=== Data to process ===
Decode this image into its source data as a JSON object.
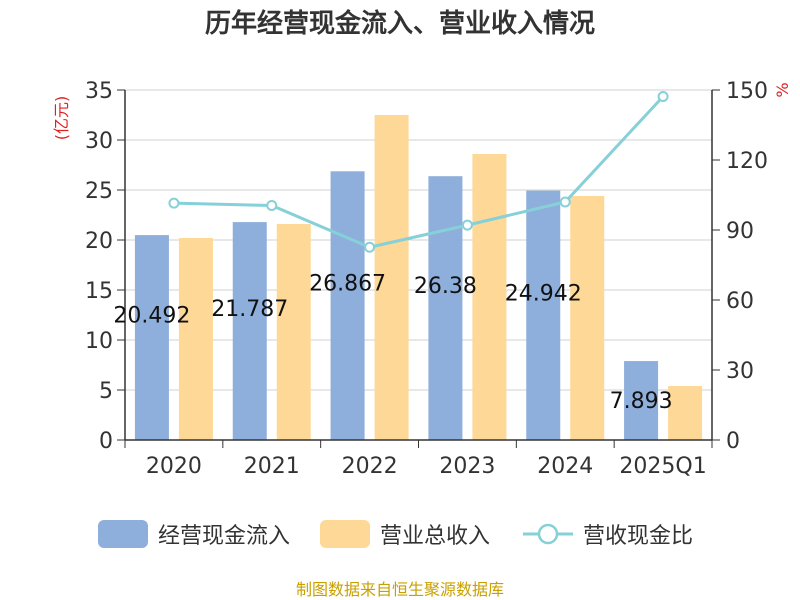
{
  "chart_data": {
    "type": "bar",
    "title": "历年经营现金流入、营业收入情况",
    "categories": [
      "2020",
      "2021",
      "2022",
      "2023",
      "2024",
      "2025Q1"
    ],
    "left_axis": {
      "unit": "(亿元)",
      "ylim": [
        0,
        35
      ],
      "ticks": [
        0,
        5,
        10,
        15,
        20,
        25,
        30,
        35
      ]
    },
    "right_axis": {
      "unit": "%",
      "ylim": [
        0,
        150
      ],
      "ticks": [
        0,
        30,
        60,
        90,
        120,
        150
      ]
    },
    "series": [
      {
        "name": "经营现金流入",
        "type": "bar",
        "axis": "left",
        "color": "#8eaedb",
        "values": [
          20.49,
          21.79,
          26.87,
          26.38,
          24.94,
          7.893
        ]
      },
      {
        "name": "营业总收入",
        "type": "bar",
        "axis": "left",
        "color": "#fdd897",
        "values": [
          20.2,
          21.6,
          32.5,
          28.6,
          24.4,
          5.4
        ]
      },
      {
        "name": "营收现金比",
        "type": "line",
        "axis": "right",
        "color": "#86d0d8",
        "values": [
          101.5,
          100.5,
          82.6,
          92.1,
          102.0,
          147.2
        ]
      }
    ],
    "data_labels": [
      "20.492",
      "21.787",
      "26.867",
      "26.38",
      "24.942",
      "7.893"
    ],
    "grid": true,
    "legend": "bottom"
  },
  "source": "制图数据来自恒生聚源数据库"
}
===
__What you will do__
The word "source" may appear on some lines of these records; state how many such lines there are, and nothing else.

__Complete output__
2